> [What is needed] Repeat the records word for word, excluding any picture.

> [Data provided]
——
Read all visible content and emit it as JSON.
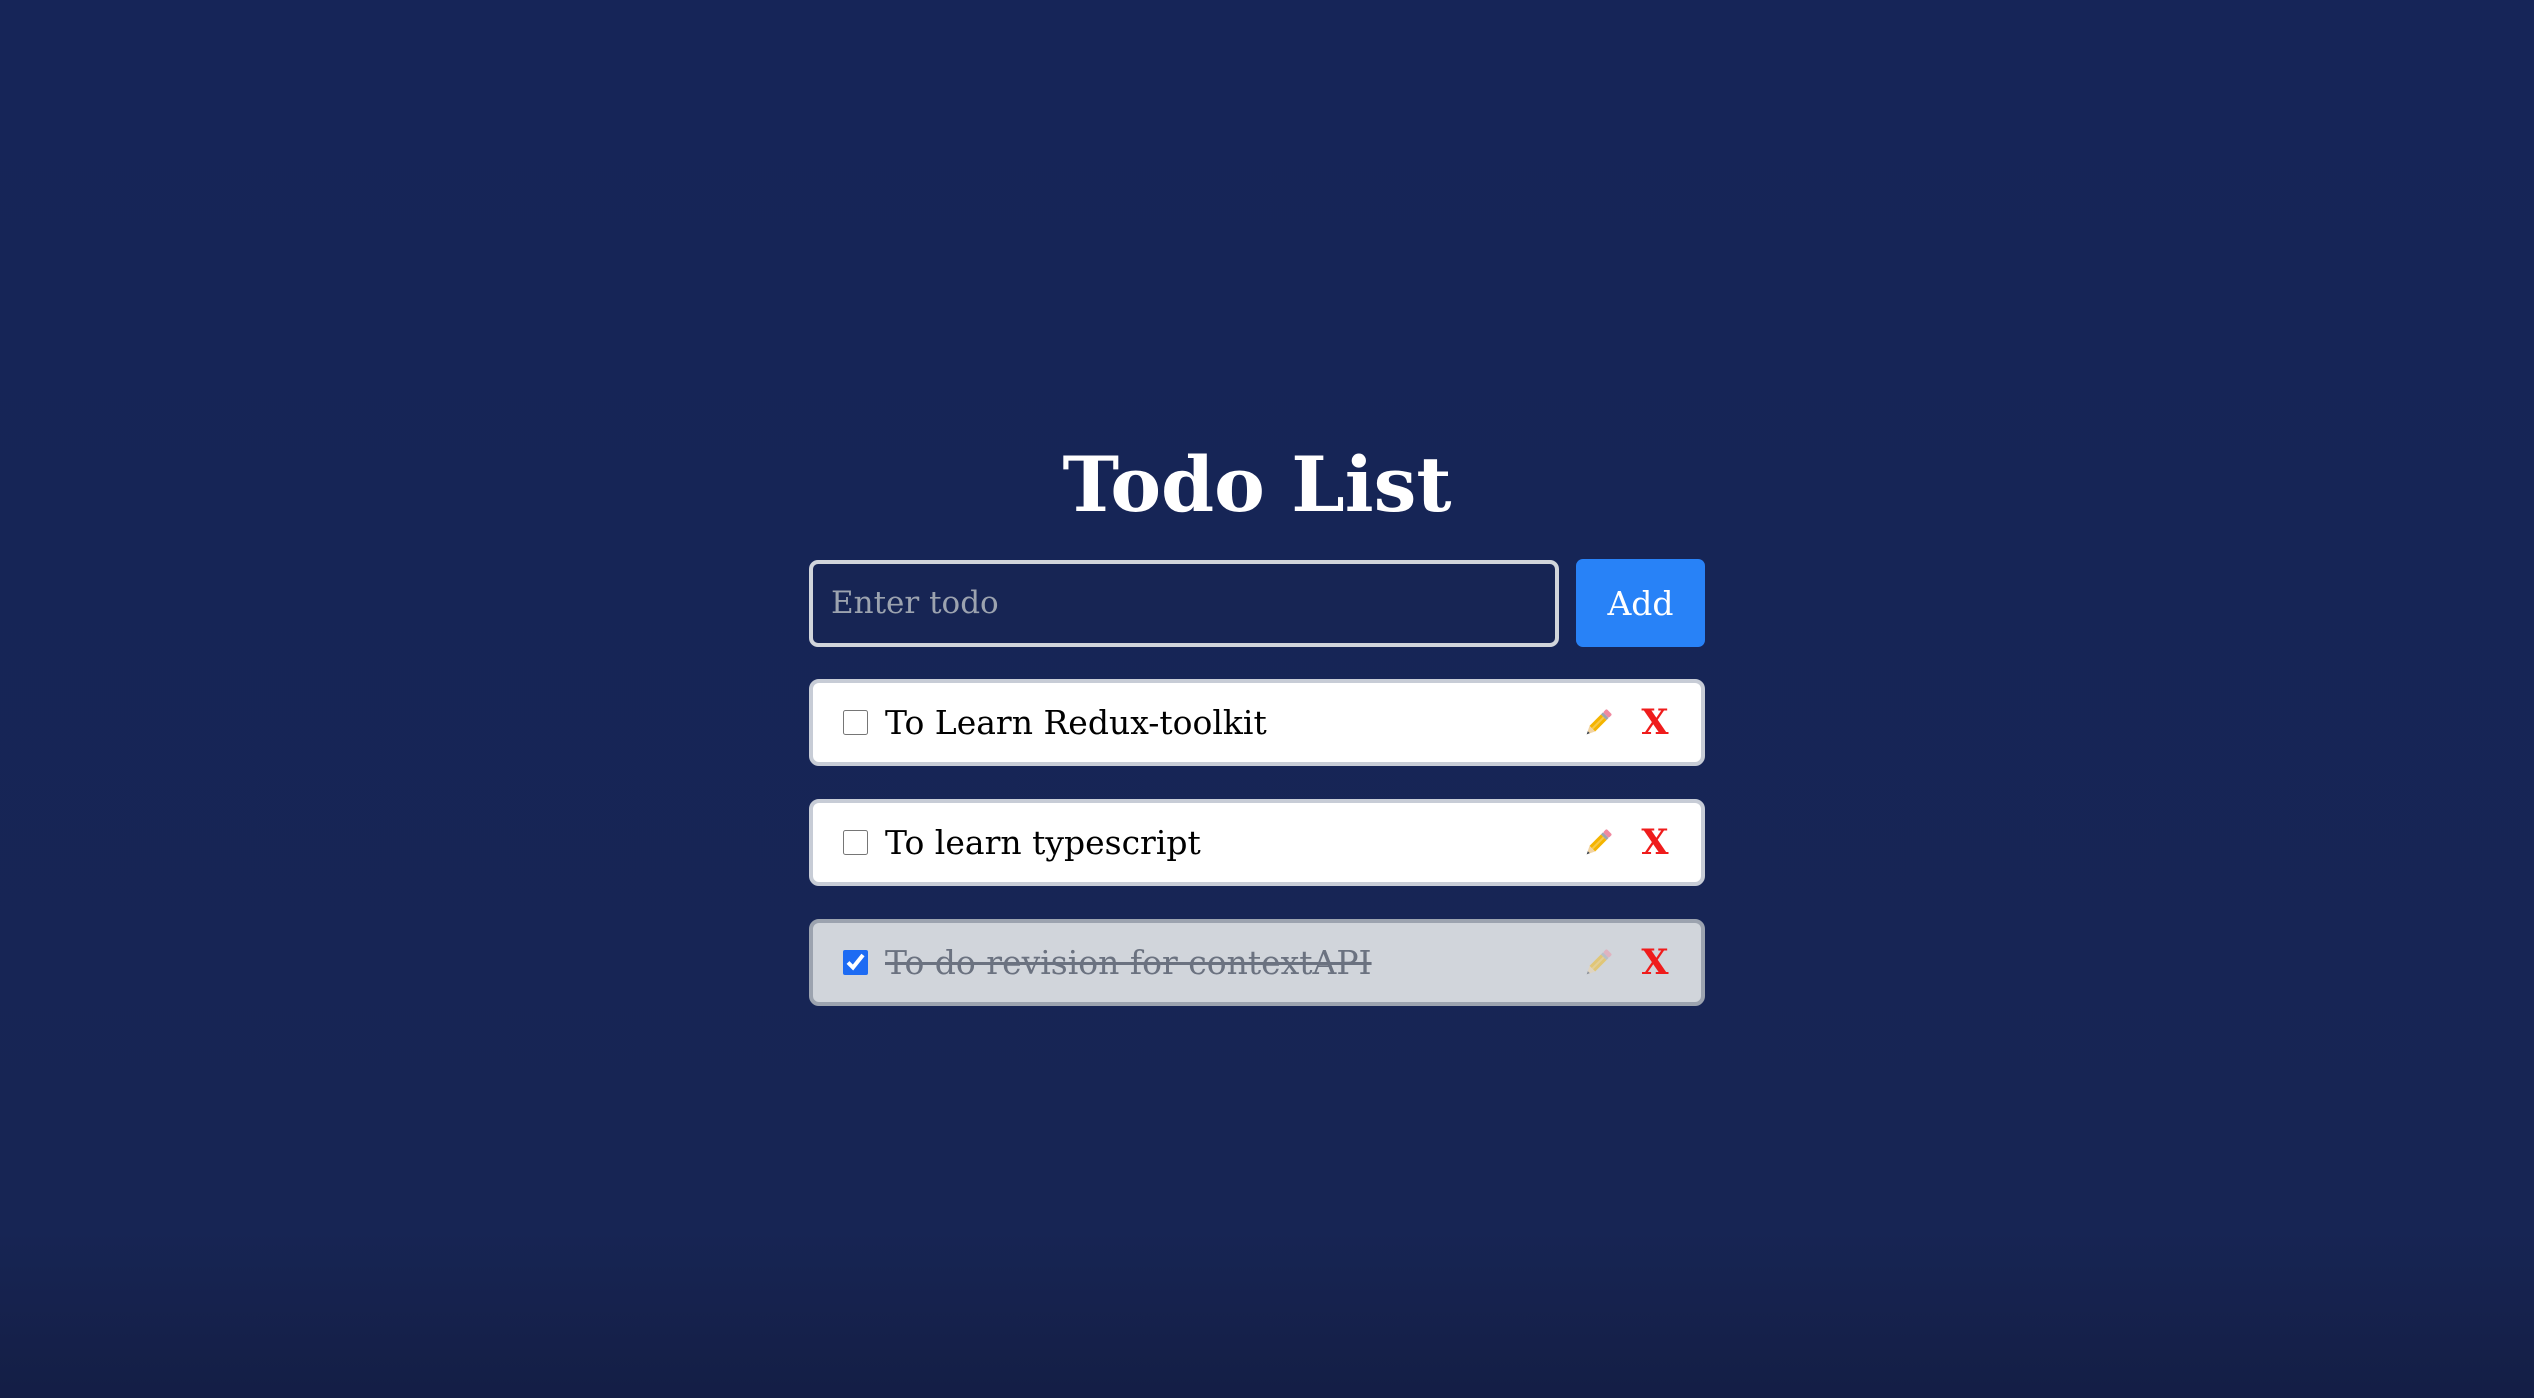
{
  "app": {
    "title": "Todo List"
  },
  "input": {
    "value": "",
    "placeholder": "Enter todo"
  },
  "buttons": {
    "add_label": "Add",
    "delete_label": "X"
  },
  "todos": [
    {
      "text": "To Learn Redux-toolkit",
      "completed": false
    },
    {
      "text": "To learn typescript",
      "completed": false
    },
    {
      "text": "To do revision for contextAPI",
      "completed": true
    }
  ],
  "colors": {
    "background": "#172554",
    "accent": "#2882f7",
    "delete": "#ef1c1c",
    "completed_background": "#d1d5db"
  },
  "icons": {
    "edit": "pencil-icon",
    "delete": "x-delete-icon"
  }
}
——
> [Task result]
Read all visible content and emit it as JSON.
{
  "app": {
    "title": "Todo List"
  },
  "input": {
    "value": "",
    "placeholder": "Enter todo"
  },
  "buttons": {
    "add_label": "Add",
    "delete_label": "X"
  },
  "todos": [
    {
      "text": "To Learn Redux-toolkit",
      "completed": false
    },
    {
      "text": "To learn typescript",
      "completed": false
    },
    {
      "text": "To do revision for contextAPI",
      "completed": true
    }
  ],
  "colors": {
    "background": "#172554",
    "accent": "#2882f7",
    "delete": "#ef1c1c",
    "completed_background": "#d1d5db"
  },
  "icons": {
    "edit": "pencil-icon",
    "delete": "x-delete-icon"
  }
}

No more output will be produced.